# What needs to be done
In the listing below, locate the lines bearing the word "JSON". Copy every one of them.

# Stored items from a collection
○ ○ ○
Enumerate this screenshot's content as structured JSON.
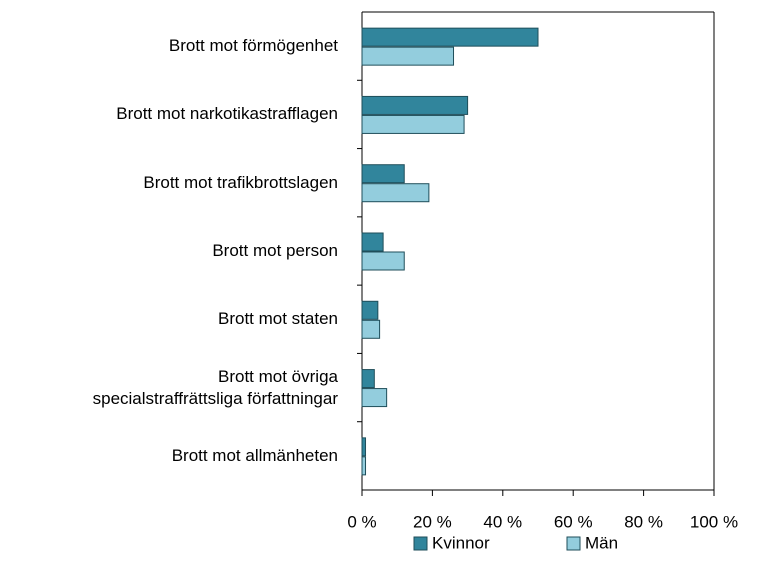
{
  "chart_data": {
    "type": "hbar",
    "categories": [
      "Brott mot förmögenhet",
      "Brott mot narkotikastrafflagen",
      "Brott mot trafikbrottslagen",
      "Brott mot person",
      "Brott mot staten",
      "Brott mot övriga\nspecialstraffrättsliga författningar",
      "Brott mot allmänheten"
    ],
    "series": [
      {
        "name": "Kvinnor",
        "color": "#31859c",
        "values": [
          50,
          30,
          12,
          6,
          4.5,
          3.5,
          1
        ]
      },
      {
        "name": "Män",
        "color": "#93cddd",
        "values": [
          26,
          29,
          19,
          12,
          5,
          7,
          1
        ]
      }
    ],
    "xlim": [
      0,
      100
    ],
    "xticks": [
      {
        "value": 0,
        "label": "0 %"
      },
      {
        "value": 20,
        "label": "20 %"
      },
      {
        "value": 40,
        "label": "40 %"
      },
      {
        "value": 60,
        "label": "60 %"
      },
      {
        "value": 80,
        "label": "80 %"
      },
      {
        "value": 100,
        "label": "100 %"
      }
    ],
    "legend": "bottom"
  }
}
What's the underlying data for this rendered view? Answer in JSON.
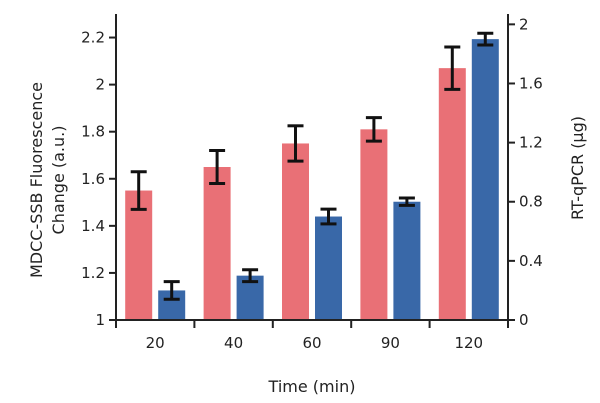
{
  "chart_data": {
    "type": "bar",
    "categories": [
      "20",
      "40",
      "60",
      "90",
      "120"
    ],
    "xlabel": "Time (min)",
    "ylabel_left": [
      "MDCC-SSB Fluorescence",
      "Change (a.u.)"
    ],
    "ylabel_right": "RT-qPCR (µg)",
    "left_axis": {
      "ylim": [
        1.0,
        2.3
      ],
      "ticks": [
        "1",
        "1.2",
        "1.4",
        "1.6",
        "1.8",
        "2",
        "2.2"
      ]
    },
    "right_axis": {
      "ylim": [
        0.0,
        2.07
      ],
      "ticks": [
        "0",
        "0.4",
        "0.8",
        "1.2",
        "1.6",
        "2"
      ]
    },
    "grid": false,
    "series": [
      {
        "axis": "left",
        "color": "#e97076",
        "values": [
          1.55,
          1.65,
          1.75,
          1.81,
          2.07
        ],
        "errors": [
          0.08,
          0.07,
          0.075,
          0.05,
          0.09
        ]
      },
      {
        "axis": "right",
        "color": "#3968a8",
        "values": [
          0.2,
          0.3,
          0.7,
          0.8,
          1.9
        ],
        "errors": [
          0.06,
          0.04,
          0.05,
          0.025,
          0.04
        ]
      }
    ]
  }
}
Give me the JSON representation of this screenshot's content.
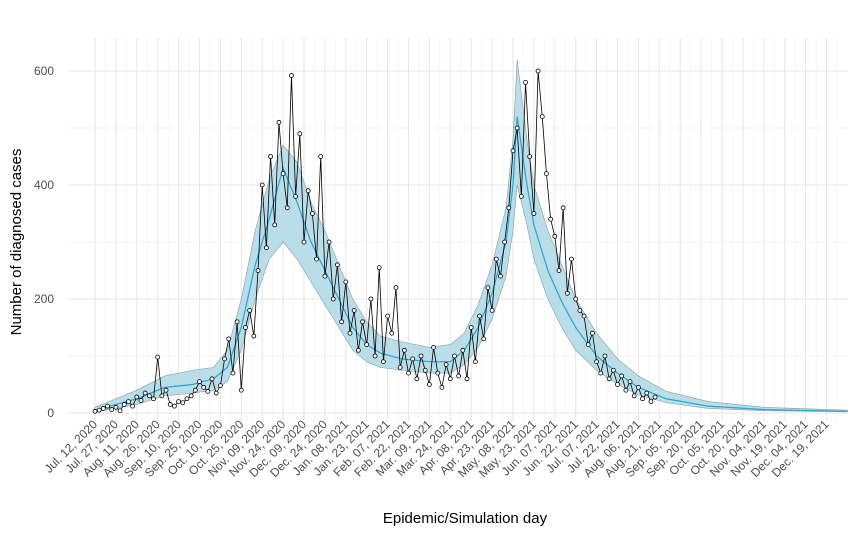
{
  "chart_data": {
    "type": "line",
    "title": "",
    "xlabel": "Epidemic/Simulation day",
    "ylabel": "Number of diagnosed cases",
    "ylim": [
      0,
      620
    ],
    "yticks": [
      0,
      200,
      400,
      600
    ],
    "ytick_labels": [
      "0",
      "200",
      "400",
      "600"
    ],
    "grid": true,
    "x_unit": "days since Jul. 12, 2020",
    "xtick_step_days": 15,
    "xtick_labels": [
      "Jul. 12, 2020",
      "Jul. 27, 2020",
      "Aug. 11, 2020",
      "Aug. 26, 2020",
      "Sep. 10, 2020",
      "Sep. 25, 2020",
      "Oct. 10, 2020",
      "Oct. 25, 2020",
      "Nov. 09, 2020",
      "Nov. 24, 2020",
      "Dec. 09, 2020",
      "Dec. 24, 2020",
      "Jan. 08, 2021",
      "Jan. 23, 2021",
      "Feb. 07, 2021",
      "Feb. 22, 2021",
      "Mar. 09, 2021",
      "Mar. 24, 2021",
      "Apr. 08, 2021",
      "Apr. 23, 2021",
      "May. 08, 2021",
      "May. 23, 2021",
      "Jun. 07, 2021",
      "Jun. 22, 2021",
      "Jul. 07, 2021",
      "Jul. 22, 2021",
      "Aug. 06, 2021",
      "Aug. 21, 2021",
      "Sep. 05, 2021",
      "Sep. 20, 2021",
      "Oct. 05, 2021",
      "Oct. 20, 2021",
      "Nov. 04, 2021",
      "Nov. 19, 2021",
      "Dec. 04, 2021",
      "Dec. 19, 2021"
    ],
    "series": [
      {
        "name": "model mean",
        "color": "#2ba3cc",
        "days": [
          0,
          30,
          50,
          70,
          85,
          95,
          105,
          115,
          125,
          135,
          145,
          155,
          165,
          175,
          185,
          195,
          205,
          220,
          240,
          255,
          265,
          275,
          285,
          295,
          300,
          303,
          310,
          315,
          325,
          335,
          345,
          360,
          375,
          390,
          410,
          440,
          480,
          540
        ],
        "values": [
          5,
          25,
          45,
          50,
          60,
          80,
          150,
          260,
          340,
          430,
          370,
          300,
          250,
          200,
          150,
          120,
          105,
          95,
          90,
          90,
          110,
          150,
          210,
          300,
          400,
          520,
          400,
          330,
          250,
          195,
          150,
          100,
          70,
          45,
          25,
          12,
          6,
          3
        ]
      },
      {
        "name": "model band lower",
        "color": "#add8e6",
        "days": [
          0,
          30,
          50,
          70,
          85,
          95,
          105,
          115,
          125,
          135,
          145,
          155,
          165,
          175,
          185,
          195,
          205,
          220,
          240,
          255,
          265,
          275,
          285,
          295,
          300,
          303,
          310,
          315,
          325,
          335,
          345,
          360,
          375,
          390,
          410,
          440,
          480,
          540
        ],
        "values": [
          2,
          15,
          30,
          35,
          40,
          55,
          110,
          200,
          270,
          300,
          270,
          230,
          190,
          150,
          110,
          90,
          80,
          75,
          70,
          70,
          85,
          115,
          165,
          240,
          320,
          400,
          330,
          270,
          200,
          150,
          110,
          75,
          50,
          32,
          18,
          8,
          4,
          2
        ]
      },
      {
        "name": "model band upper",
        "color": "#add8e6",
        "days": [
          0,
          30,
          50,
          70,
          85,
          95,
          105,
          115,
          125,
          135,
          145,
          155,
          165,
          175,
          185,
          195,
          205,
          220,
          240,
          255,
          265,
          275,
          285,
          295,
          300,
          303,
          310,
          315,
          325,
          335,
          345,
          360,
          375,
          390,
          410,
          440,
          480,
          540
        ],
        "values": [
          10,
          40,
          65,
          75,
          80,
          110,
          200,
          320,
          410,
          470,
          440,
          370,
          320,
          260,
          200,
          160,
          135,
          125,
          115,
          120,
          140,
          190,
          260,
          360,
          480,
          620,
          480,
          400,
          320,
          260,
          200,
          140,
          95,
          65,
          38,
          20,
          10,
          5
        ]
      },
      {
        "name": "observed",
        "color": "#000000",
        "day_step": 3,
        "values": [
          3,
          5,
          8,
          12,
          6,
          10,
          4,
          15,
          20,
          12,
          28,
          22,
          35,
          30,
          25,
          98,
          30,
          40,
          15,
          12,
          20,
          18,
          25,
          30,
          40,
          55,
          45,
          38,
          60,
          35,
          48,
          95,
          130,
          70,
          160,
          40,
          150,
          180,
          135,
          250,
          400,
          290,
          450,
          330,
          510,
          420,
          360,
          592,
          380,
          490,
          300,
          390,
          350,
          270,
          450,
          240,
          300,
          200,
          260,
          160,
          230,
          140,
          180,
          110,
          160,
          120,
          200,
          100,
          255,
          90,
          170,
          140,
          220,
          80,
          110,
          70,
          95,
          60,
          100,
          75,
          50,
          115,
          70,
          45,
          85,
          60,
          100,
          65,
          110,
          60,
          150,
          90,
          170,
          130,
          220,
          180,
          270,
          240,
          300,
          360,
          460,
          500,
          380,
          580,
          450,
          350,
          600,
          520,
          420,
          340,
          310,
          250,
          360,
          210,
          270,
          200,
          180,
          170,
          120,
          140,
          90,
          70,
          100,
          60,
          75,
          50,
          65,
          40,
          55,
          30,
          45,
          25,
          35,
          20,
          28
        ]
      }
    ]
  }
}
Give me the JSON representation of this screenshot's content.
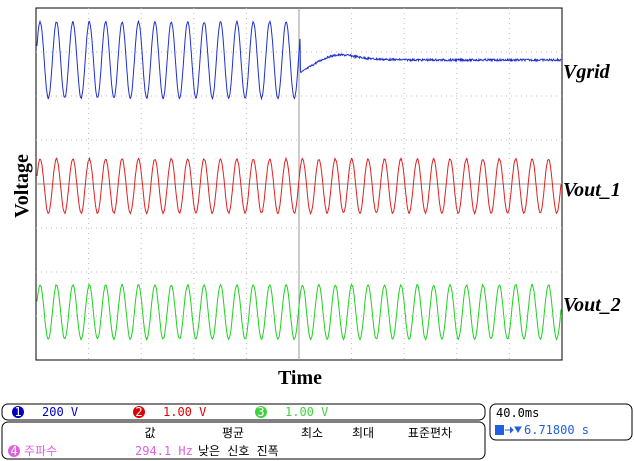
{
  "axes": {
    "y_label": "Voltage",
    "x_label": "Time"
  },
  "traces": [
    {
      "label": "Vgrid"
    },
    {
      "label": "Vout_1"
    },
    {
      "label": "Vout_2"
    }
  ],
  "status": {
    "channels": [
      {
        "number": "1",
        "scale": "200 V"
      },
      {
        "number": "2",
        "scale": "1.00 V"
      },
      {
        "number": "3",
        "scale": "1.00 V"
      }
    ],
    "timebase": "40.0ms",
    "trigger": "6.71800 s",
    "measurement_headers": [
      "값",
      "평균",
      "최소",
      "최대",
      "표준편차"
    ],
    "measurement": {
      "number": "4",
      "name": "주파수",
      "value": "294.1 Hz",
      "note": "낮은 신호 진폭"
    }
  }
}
○ ○ ○
# Answer in full
Enumerate this screenshot's content as structured JSON.
What's the underlying data for this rendered view? Answer in JSON.
Give me the JSON representation of this screenshot's content.
Give me the JSON representation of this screenshot's content.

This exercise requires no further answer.